SET PROBLEM - Where a line holds the word "Zampa", copy that line.

--- START ---

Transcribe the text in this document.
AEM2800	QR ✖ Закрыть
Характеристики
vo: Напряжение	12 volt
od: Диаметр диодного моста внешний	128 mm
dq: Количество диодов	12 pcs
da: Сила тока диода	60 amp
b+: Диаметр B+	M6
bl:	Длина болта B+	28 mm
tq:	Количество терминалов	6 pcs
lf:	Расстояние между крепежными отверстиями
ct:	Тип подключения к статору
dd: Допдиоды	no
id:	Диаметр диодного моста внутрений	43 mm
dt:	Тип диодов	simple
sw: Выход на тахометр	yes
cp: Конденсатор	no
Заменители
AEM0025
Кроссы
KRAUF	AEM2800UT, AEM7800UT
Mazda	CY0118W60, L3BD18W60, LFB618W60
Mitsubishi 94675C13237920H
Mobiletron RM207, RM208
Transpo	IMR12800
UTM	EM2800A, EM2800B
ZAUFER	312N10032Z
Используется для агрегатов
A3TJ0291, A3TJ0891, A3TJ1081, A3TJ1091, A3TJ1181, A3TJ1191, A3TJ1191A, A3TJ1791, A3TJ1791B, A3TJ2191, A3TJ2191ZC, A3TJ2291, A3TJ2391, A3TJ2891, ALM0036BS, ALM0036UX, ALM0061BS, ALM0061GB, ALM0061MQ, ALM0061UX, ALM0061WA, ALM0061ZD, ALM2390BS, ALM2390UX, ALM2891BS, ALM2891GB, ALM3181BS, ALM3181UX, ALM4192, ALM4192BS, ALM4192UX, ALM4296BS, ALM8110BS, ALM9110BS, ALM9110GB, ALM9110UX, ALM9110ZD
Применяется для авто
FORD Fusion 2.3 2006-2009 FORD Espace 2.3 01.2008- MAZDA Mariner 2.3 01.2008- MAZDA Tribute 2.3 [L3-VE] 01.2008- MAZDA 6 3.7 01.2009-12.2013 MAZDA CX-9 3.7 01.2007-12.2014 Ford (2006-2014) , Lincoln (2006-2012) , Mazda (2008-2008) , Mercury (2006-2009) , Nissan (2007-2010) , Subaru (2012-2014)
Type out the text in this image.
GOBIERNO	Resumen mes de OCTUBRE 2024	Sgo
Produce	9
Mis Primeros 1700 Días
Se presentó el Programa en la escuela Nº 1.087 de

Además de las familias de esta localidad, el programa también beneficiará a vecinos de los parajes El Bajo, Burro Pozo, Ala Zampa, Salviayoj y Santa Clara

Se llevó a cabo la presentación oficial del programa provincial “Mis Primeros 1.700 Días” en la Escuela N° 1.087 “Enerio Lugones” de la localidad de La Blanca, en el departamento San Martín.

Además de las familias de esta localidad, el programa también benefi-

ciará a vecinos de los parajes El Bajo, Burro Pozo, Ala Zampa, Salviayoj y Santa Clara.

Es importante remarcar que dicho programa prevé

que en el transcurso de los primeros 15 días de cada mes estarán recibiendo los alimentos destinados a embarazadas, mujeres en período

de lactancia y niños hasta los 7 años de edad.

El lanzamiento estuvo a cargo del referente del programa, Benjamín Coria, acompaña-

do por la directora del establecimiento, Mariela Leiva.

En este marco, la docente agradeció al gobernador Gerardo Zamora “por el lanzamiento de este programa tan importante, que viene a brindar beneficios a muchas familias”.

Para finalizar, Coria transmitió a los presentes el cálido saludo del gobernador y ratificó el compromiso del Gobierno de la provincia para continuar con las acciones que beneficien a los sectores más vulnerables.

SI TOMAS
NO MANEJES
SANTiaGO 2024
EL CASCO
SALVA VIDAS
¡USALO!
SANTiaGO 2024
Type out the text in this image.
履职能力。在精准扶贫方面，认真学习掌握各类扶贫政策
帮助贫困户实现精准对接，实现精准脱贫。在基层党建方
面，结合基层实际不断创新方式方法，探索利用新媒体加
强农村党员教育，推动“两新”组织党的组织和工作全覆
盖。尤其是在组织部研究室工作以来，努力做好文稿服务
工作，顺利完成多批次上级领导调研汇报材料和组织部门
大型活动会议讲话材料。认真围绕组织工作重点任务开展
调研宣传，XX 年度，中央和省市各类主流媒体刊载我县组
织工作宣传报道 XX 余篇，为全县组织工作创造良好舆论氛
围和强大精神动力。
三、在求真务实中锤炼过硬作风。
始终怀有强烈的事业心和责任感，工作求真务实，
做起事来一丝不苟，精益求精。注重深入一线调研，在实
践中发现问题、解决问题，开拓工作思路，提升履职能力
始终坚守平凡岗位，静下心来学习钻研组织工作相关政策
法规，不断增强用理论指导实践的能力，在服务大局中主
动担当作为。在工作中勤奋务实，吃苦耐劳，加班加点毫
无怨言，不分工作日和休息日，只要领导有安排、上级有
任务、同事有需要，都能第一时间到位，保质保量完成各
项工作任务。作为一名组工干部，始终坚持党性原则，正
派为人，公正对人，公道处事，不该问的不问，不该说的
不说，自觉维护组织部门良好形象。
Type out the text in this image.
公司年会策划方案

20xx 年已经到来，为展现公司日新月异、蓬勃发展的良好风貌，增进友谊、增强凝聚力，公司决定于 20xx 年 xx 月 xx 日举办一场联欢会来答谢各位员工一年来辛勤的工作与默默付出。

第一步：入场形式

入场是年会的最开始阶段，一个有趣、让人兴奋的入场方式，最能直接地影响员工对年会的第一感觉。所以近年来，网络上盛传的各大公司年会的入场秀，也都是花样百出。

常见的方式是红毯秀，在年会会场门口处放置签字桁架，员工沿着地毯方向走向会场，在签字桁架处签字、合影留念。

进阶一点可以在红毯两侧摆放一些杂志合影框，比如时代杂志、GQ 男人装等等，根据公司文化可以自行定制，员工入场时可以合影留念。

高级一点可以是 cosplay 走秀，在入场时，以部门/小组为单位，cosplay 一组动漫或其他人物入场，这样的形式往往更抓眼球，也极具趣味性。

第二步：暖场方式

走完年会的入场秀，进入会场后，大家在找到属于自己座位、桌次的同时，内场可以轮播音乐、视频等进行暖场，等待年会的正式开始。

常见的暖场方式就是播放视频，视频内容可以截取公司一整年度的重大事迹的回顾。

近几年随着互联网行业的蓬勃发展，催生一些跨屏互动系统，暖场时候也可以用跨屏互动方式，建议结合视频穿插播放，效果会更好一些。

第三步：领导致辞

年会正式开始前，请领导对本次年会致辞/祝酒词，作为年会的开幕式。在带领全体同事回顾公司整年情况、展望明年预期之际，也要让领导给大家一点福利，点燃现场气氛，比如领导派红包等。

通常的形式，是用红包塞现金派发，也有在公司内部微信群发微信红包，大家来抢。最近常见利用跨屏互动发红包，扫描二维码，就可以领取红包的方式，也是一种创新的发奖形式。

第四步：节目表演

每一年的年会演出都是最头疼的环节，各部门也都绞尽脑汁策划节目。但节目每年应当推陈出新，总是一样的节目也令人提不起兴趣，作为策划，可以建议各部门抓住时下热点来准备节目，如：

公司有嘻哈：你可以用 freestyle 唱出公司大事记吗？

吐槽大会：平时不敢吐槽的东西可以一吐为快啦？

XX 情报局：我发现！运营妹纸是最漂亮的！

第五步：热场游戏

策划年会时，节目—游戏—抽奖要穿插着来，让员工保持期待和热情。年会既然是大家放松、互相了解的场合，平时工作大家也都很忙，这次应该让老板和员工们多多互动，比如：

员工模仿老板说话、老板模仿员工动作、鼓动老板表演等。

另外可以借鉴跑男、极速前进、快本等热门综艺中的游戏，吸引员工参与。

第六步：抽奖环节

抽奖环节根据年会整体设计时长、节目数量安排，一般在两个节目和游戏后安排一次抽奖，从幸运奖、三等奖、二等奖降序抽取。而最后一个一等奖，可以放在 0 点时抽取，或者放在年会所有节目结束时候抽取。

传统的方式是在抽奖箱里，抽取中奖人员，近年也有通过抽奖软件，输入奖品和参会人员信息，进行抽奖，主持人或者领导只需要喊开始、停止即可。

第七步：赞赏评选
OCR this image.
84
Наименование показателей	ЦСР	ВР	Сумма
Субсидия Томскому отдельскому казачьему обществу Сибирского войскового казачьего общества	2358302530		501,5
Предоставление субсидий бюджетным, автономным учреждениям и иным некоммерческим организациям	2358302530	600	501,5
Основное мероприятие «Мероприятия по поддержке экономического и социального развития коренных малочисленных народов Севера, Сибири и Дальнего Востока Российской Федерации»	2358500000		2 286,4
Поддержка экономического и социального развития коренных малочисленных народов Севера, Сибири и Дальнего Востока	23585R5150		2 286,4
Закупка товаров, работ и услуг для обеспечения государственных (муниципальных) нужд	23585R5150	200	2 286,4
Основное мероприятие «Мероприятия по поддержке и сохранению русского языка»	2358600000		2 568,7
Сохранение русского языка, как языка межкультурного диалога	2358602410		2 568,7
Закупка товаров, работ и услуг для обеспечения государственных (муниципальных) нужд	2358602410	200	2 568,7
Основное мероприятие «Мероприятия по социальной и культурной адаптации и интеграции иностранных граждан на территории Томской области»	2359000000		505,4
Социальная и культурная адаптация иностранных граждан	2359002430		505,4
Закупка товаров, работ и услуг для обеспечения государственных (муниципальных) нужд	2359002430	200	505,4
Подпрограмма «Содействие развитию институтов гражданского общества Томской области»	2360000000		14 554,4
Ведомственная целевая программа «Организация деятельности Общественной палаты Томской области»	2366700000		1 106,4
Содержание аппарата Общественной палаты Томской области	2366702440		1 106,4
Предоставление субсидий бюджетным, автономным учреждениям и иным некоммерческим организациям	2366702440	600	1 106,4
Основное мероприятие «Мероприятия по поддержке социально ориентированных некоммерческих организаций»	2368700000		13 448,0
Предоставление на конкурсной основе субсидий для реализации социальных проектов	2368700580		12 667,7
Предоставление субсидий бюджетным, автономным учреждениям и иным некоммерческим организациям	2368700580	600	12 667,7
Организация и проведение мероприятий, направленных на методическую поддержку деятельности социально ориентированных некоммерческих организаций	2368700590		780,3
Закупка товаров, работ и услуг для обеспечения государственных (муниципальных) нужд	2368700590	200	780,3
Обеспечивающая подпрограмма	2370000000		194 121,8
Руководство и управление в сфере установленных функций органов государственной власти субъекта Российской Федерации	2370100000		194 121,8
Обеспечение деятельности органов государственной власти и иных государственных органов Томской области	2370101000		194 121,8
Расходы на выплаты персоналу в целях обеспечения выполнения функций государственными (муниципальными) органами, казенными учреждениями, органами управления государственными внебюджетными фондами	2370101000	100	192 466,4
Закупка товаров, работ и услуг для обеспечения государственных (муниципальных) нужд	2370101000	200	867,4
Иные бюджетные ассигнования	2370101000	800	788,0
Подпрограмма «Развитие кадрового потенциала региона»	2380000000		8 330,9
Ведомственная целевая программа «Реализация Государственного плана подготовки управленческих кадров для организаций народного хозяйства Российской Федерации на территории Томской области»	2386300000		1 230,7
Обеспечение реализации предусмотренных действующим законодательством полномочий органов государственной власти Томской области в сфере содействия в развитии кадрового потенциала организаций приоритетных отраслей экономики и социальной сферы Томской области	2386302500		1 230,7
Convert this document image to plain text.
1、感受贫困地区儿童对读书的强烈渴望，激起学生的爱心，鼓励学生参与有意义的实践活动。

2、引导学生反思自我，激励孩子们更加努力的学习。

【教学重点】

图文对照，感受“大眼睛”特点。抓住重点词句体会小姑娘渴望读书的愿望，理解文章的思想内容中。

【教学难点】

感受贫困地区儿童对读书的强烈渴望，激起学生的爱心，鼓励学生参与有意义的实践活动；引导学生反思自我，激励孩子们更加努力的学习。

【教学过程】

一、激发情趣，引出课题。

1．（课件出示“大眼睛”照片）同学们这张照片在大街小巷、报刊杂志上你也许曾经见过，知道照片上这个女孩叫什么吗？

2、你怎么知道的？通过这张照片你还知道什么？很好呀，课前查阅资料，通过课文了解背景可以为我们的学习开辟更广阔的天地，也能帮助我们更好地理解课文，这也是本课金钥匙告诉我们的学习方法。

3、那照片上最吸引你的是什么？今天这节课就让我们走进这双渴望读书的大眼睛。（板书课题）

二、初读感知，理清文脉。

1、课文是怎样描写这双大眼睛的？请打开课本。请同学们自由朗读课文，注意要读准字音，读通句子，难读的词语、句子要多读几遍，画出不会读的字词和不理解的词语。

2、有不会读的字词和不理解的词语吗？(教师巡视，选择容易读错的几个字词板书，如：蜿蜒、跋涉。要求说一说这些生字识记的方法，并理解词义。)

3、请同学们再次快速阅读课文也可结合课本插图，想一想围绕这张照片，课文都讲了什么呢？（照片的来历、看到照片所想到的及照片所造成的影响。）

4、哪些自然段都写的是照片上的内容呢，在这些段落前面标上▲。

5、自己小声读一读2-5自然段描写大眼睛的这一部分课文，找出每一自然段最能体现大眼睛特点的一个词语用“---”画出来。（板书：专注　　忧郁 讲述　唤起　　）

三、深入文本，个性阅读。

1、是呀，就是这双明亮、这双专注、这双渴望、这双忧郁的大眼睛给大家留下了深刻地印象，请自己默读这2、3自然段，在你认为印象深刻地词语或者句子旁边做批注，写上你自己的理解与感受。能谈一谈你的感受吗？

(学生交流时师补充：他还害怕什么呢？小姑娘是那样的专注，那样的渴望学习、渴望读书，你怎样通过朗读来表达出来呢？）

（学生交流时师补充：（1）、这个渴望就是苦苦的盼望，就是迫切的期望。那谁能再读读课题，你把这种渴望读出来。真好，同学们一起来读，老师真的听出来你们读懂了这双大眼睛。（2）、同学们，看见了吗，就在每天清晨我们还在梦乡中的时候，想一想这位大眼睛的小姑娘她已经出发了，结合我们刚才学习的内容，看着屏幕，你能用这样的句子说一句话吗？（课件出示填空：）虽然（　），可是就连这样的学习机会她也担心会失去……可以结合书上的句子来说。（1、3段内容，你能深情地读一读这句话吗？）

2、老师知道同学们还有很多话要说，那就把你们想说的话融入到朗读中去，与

--- END ---

REPLY -
Además de las familias de esta localidad, el programa también beneficiará a vecinos de los parajes El Bajo, Burro Pozo, Ala Zampa, Salviayoj y Santa Clara
ciará a vecinos de los parajes El Bajo, Burro Pozo, Ala Zampa, Salviayoj y Santa Clara.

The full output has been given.